> **Prompt**
For every line in the records that has the word "title", make a copy.
· · · · · · ·
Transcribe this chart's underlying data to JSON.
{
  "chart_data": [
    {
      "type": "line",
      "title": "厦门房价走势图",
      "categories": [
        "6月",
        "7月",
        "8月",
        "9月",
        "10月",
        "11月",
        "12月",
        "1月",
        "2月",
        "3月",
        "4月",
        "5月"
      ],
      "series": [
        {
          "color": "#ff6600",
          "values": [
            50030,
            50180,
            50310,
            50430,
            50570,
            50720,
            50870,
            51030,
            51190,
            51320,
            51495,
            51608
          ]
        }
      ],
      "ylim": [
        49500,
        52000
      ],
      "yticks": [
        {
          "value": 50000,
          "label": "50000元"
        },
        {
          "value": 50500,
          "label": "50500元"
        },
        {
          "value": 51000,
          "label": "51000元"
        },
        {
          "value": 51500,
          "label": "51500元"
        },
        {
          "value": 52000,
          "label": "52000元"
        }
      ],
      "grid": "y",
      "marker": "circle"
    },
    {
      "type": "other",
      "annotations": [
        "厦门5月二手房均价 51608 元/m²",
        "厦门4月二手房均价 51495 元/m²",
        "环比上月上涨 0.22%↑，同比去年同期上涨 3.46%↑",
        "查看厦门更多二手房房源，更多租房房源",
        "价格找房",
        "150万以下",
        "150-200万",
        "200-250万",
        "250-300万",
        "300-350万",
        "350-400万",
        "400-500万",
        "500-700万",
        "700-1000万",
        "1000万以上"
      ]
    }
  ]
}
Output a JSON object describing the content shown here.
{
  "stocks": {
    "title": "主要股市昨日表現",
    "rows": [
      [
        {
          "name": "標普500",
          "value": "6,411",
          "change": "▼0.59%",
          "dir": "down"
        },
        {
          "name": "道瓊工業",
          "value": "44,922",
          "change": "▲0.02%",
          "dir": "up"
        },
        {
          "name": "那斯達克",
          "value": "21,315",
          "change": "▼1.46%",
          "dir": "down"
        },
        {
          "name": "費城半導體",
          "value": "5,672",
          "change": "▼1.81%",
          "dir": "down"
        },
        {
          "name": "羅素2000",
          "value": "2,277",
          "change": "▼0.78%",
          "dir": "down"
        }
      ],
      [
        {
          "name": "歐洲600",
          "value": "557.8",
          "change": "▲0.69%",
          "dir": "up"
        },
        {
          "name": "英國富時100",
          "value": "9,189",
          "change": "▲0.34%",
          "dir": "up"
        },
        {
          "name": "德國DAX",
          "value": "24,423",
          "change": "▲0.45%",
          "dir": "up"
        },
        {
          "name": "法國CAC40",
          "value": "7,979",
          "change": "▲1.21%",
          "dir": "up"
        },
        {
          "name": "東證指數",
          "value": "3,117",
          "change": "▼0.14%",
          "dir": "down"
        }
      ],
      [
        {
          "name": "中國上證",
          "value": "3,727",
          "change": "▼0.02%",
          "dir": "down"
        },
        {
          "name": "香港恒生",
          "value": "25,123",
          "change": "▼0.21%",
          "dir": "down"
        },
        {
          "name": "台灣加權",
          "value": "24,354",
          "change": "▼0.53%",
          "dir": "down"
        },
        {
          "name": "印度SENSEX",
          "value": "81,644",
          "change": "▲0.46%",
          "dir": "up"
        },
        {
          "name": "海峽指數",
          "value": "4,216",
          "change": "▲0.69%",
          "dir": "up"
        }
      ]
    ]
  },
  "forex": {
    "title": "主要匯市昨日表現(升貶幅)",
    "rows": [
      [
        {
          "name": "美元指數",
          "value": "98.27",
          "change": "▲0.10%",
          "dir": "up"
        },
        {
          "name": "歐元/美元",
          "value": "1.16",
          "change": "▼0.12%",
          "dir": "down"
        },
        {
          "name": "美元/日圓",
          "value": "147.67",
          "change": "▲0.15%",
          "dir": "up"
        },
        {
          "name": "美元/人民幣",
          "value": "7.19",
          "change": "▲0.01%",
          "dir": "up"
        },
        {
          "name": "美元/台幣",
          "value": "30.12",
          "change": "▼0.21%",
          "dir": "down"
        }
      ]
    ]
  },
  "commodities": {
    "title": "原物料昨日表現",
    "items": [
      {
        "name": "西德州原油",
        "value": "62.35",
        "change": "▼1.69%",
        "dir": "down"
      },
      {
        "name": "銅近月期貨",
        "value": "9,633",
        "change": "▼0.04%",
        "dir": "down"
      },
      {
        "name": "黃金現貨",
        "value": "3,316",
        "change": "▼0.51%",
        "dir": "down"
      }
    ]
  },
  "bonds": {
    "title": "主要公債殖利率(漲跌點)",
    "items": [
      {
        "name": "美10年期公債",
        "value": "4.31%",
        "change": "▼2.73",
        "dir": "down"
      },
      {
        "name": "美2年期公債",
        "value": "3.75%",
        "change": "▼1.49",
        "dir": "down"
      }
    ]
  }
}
· · · · · · ·
> **Result**
      "title": "厦门房价走势图",
    "title": "主要股市昨日表現",
    "title": "主要匯市昨日表現(升貶幅)",
    "title": "原物料昨日表現",
    "title": "主要公債殖利率(漲跌點)",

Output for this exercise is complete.